___ Excerpted data

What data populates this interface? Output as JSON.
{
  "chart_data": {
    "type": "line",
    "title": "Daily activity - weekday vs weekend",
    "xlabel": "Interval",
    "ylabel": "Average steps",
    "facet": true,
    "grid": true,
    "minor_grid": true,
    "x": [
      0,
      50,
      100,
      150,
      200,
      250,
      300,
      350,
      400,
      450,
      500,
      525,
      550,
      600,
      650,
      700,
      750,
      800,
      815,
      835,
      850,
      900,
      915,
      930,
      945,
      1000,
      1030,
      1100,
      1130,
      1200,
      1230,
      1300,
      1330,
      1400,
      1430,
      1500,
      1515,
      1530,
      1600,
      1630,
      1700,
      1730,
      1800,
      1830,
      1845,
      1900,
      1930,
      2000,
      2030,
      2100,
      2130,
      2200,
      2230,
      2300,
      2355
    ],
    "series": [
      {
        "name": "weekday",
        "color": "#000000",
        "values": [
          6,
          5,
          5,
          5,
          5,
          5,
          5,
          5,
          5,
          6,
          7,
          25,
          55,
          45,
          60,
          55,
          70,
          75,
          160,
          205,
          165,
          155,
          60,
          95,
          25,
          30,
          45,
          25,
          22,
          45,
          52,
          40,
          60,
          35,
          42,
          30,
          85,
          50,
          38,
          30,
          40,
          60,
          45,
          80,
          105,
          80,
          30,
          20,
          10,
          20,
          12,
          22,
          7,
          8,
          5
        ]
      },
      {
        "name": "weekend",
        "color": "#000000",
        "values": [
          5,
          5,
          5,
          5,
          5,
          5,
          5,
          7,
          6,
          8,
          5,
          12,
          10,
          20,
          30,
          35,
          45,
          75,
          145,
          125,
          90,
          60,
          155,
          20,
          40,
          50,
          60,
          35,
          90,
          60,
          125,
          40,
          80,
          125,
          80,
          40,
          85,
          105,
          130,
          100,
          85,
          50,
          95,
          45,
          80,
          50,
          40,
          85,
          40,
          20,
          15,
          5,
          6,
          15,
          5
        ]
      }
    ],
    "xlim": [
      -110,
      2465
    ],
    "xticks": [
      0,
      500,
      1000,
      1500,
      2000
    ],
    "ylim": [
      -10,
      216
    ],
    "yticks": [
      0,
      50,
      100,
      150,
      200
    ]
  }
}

______
___ Excerpted data

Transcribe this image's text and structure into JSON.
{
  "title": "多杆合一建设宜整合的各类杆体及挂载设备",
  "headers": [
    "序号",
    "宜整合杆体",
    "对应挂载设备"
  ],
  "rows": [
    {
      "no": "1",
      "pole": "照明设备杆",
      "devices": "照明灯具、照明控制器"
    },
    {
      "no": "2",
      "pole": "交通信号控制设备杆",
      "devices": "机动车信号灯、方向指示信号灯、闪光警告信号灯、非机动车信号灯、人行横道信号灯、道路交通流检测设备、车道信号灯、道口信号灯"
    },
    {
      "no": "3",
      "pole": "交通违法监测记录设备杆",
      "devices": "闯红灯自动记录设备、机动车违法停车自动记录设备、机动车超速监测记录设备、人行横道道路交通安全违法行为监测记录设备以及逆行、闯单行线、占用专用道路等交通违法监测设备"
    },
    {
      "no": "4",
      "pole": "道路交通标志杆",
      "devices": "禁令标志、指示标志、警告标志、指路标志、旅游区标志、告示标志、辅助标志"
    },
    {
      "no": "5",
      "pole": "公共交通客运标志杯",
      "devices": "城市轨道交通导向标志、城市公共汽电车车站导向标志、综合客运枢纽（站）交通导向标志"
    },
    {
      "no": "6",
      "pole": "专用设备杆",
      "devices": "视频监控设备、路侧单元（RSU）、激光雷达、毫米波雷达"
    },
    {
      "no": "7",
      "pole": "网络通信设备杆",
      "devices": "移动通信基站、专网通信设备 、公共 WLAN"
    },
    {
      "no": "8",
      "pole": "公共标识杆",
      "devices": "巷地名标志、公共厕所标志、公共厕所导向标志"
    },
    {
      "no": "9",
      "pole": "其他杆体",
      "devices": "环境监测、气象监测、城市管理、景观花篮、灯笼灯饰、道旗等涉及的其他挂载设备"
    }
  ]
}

______

Show each line holding the word "weekend".

    "title": "Daily activity - weekday vs weekend",
        "name": "weekend",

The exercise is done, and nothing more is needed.